▸ **Written problem**
Each record below should be output verbatim, without pictures.

[Records from a collection]

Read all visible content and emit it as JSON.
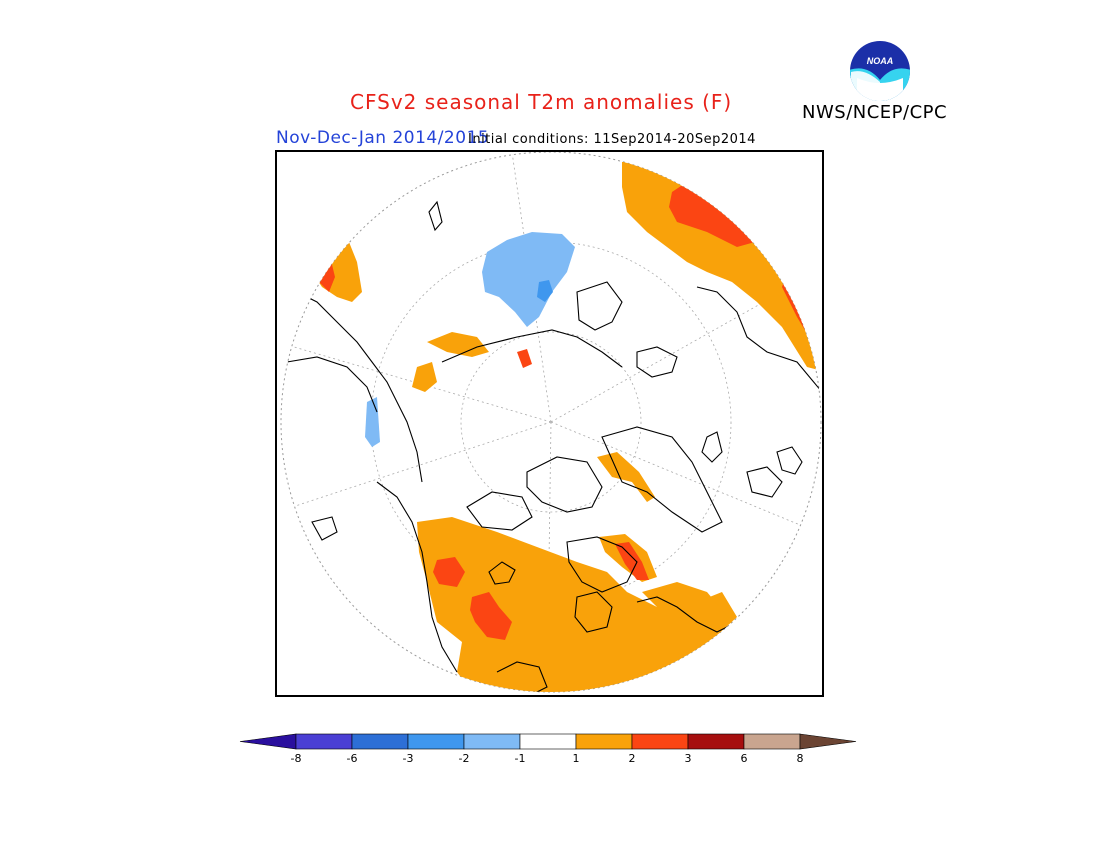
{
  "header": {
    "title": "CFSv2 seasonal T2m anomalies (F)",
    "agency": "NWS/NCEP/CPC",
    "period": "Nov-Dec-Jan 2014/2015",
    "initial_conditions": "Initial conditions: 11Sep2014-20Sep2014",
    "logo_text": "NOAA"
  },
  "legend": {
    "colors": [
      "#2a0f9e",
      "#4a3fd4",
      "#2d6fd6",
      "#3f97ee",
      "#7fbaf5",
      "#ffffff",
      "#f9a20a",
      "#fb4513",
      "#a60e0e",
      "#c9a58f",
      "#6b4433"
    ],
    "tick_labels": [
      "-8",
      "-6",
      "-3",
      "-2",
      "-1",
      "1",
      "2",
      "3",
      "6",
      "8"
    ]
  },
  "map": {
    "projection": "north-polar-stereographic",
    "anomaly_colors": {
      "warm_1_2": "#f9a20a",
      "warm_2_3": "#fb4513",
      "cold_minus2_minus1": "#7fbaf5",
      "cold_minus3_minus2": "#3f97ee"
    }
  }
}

▸ **Reply to the exercise**
Read all visible content and emit it as JSON.
{
  "header": {
    "title": "CFSv2 seasonal T2m anomalies (F)",
    "agency": "NWS/NCEP/CPC",
    "period": "Nov-Dec-Jan 2014/2015",
    "initial_conditions": "Initial conditions: 11Sep2014-20Sep2014",
    "logo_text": "NOAA"
  },
  "legend": {
    "colors": [
      "#2a0f9e",
      "#4a3fd4",
      "#2d6fd6",
      "#3f97ee",
      "#7fbaf5",
      "#ffffff",
      "#f9a20a",
      "#fb4513",
      "#a60e0e",
      "#c9a58f",
      "#6b4433"
    ],
    "tick_labels": [
      "-8",
      "-6",
      "-3",
      "-2",
      "-1",
      "1",
      "2",
      "3",
      "6",
      "8"
    ]
  },
  "map": {
    "projection": "north-polar-stereographic",
    "anomaly_colors": {
      "warm_1_2": "#f9a20a",
      "warm_2_3": "#fb4513",
      "cold_minus2_minus1": "#7fbaf5",
      "cold_minus3_minus2": "#3f97ee"
    }
  }
}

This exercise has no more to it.